WRITTEN PROBLEM 1:
Reproduce the part of the post on the Net Generation that starts with "They also noted" and goes on through "structure to ambiguity.".

EXTRACT PROVIDED:
Sunday, October 30, 2011

Net Generation as the "Occupant" Generation


 In 2005, Diana Oblinger and James Oblinger first defined what they call the “Net Generation”—a generation born in or after 1982 who have lived their entire lives in the era of the Internet.  If Baby Boomers were defined by television and Generation X by video gaming, the Net Generation is defined by the Web and online communities. 

They are, in effect, the emerging American society.

This month, as the Occupy Wall Street phenomenon morphed from a localized protest in New York to a global movement, it became clear that the Net Generation is also the “Occupant” Generation.   They were born at the beginning of the Reagan Revolution and have lived all their lives in an era where one’s identity in the broader society as “citizen” has been replaced by “consumer.”  They are the increasingly disenfranchised victims of a corporate plutocracy that has reamed out the core of our culture and, one might expect, left little for this generation to strive for—except for righting the wrongs that have been done to their society. 

And, perhaps, creating a very different society in the vacuum that the financial 1 percenters have left in the wake of their greed.

In Educating the Net Generation (EDUCAUSE 2005, available at www.educause.edu/educatingthenetgen/ ) the Oblingers reported several unifying characteristics that Howe and Strauss described of this generation, which has also been called the Millennial Generation:

·      They tend to gravitate toward group activity.
·      They believe that “it’s cool to be smart” and focus on academic performance.
·      They get involved in extracurricular activities.
·      They are close to their parents and identify with their parents’ values.
·      They tend to respect social conventions and institutions.
·      They are fascinated by new technologies.
·      They are racially and ethnically diverse.

They also noted that, while this generation is very mobile, it is also always connected and most are experiential learners—they prefer learning by doing, an exploratory style that, note the Oblingers, “enables them to better retain information and use it in creative, meaningful ways.”  Some other preferences:

·      They prefer to work in teams.
·      They prefer structure to ambiguity.
·      They are oriented toward inductive discovery or observation, formulating hypotheses, and figuring out rules.
·      They crave interactivity.
·      They eagerly participate in community activity.
·      They believe they can make a difference.

The same characteristics that made this a unique generation of learners may also serve to help them confront imbalance between the people, through our government, and increasingly international corporate forces.  The challenge is to create a new balance in society between corporations and our government.  In many ways the task before them is much more difficult than what the Baby Boomers faced in the 1960s.  Then, we still lived in a mixed economy in which there was agreement that government should respond to society’s needs and protect people from the excesses of the private economy.  Today, the government, while still a potential ally, is weakened by a generation of deregulation.  The Net Generation, with its willingness to engage as a community—to be more than consumers—can overcome the current ambiguity about the role of government and create a society that will truly make a difference.

The Occupy movement is an important step toward that goal.

THE RECORDS:
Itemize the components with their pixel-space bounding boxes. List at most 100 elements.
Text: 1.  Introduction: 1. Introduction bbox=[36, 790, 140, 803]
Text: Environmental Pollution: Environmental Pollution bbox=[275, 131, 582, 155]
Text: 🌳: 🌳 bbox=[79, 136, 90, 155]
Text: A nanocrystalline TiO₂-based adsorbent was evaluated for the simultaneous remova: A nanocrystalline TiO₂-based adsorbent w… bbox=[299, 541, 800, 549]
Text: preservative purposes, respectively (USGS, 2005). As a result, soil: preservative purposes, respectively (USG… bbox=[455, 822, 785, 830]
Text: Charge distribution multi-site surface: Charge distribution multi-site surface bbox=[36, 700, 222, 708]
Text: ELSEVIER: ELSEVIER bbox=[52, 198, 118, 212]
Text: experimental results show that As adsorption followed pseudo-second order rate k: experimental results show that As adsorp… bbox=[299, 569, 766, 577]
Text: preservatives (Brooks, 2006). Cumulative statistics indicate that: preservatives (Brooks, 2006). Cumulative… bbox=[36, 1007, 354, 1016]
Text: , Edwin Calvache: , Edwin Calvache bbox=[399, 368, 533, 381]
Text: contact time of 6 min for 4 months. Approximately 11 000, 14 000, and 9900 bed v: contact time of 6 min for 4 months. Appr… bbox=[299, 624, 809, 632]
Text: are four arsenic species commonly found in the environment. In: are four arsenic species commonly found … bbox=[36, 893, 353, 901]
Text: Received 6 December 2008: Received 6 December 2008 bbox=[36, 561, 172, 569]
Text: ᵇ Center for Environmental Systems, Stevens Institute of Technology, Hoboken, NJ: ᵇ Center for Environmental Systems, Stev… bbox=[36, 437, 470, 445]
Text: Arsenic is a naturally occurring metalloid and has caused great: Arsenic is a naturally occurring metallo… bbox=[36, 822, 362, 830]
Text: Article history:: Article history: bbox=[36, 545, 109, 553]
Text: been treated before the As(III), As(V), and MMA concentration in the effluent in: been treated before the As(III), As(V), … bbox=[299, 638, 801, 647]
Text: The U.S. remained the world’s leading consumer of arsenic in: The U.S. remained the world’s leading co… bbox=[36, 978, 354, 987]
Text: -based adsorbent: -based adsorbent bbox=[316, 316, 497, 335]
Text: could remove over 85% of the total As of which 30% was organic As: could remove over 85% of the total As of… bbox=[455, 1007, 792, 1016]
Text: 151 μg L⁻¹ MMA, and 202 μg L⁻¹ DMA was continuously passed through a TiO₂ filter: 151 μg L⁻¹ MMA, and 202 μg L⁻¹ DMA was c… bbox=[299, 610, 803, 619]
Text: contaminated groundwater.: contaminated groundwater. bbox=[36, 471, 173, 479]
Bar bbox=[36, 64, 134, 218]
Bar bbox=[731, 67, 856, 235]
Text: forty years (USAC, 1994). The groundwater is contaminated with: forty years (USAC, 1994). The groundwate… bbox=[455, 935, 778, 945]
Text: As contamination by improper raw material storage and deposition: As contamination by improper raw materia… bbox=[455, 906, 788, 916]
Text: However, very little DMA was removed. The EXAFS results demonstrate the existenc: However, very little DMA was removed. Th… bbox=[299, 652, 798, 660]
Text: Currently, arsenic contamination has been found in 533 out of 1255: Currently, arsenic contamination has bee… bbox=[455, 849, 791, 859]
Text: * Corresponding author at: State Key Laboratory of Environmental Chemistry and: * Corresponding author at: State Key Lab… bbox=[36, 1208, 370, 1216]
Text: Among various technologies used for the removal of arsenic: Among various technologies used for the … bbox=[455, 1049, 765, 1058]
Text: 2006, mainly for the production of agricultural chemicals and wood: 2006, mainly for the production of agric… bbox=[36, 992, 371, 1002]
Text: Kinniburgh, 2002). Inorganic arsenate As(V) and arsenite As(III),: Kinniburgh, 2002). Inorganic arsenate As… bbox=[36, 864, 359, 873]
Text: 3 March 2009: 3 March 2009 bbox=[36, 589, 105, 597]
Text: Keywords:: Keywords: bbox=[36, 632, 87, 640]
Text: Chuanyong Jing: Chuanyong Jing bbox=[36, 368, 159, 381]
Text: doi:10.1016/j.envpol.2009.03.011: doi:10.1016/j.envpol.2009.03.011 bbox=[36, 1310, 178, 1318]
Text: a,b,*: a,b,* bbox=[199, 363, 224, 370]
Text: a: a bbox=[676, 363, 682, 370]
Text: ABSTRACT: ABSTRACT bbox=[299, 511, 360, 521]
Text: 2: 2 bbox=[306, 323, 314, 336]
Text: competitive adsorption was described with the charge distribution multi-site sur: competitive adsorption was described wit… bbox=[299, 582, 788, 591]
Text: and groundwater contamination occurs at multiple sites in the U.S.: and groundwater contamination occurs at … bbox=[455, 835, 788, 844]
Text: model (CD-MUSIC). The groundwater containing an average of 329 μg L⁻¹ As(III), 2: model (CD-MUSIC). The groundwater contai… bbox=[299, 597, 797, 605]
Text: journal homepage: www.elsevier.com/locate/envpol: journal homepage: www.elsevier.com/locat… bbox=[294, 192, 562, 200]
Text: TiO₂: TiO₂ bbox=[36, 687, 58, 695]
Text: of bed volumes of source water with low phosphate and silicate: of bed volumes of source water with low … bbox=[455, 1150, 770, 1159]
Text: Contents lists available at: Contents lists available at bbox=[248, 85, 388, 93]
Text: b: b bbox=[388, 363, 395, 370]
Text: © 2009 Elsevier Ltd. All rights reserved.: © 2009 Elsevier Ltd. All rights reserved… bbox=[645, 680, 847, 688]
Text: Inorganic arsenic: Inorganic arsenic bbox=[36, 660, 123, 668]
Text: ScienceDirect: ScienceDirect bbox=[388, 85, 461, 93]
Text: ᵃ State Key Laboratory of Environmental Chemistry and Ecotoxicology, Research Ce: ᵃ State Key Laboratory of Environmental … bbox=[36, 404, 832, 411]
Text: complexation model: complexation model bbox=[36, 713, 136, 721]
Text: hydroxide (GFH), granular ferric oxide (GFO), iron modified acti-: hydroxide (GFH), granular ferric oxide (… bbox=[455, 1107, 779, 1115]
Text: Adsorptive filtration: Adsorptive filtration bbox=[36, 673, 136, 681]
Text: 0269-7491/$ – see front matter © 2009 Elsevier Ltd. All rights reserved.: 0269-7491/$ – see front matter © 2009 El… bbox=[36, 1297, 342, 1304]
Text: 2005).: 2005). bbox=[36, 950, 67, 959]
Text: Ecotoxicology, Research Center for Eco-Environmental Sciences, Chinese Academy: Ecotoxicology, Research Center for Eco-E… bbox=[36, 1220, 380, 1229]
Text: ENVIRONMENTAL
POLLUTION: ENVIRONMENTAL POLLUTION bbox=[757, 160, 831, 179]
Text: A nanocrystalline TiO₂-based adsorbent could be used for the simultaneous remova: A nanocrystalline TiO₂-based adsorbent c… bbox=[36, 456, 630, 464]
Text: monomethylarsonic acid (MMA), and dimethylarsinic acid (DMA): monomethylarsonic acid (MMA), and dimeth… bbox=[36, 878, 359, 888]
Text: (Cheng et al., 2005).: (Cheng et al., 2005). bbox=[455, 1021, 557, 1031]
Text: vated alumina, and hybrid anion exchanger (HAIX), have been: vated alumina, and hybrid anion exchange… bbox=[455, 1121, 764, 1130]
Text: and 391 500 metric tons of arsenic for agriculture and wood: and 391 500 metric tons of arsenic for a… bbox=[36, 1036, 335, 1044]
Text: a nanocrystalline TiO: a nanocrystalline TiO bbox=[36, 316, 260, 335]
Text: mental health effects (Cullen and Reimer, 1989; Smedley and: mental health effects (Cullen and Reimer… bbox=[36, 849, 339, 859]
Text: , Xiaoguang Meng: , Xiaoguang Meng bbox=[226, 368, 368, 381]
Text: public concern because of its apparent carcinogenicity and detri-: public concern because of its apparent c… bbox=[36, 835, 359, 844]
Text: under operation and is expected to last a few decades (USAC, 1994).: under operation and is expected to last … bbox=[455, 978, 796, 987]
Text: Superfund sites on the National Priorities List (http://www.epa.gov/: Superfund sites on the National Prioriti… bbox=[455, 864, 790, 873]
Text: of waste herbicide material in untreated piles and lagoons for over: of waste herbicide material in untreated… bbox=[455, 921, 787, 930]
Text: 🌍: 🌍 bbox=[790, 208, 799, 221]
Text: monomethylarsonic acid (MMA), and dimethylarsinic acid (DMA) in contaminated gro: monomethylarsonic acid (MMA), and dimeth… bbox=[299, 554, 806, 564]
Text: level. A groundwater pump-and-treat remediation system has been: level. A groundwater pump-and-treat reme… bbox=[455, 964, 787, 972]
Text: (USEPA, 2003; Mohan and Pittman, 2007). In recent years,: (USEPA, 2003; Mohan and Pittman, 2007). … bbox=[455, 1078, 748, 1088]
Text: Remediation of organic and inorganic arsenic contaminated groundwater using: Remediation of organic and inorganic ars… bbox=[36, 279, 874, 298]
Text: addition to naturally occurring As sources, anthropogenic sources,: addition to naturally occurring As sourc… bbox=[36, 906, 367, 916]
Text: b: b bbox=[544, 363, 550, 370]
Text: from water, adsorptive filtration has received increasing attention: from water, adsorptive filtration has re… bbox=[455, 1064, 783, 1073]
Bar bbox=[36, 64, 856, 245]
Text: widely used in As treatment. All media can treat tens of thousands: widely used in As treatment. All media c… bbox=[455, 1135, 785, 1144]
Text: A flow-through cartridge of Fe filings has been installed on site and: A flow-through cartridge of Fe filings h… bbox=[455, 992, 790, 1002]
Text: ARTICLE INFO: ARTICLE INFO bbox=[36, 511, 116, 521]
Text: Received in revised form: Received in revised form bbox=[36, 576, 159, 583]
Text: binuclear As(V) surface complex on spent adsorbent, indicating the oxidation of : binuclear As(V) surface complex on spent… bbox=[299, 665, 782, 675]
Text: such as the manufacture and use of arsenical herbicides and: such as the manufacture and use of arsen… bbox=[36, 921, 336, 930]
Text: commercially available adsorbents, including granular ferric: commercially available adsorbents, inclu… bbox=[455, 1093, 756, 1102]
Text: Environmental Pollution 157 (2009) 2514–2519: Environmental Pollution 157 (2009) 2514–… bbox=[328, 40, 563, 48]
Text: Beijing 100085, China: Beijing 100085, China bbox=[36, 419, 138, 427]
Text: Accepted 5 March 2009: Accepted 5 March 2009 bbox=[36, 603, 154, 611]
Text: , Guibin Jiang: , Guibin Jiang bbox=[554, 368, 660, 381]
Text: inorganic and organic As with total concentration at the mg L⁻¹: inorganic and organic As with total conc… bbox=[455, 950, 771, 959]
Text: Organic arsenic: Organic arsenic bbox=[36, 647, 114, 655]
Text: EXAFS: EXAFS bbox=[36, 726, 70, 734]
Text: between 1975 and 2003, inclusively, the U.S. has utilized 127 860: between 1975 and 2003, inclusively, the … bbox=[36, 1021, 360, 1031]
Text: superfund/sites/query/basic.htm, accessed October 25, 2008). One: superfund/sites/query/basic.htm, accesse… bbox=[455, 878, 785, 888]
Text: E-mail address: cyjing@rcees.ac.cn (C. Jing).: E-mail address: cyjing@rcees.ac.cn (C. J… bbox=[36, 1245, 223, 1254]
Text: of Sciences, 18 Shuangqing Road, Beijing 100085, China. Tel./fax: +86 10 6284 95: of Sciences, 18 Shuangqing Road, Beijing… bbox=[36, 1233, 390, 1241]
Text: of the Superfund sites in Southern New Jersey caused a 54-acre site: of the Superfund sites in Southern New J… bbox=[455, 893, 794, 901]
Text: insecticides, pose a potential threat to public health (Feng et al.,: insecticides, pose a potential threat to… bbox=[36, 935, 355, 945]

WRITTEN PROBLEM 2:
Write out the lines of the records exactly, from the very first line through the line with "Text: preservative purposes, respectively", both included.

FULL RESPONSE 1:
They also noted that, while this generation is very mobile, it is also always connected and most are experiential learners—they prefer learning by doing, an exploratory style that, note the Oblingers, “enables them to better retain information and use it in creative, meaningful ways.”  Some other preferences:

·      They prefer to work in teams.
·      They prefer structure to ambiguity.

FULL RESPONSE 2:
Itemize the components with their pixel-space bounding boxes. List at most 100 elements.
Text: 1.  Introduction: 1. Introduction bbox=[36, 790, 140, 803]
Text: Environmental Pollution: Environmental Pollution bbox=[275, 131, 582, 155]
Text: 🌳: 🌳 bbox=[79, 136, 90, 155]
Text: A nanocrystalline TiO₂-based adsorbent was evaluated for the simultaneous remova: A nanocrystalline TiO₂-based adsorbent w… bbox=[299, 541, 800, 549]
Text: preservative purposes, respectively (USGS, 2005). As a result, soil: preservative purposes, respectively (USG… bbox=[455, 822, 785, 830]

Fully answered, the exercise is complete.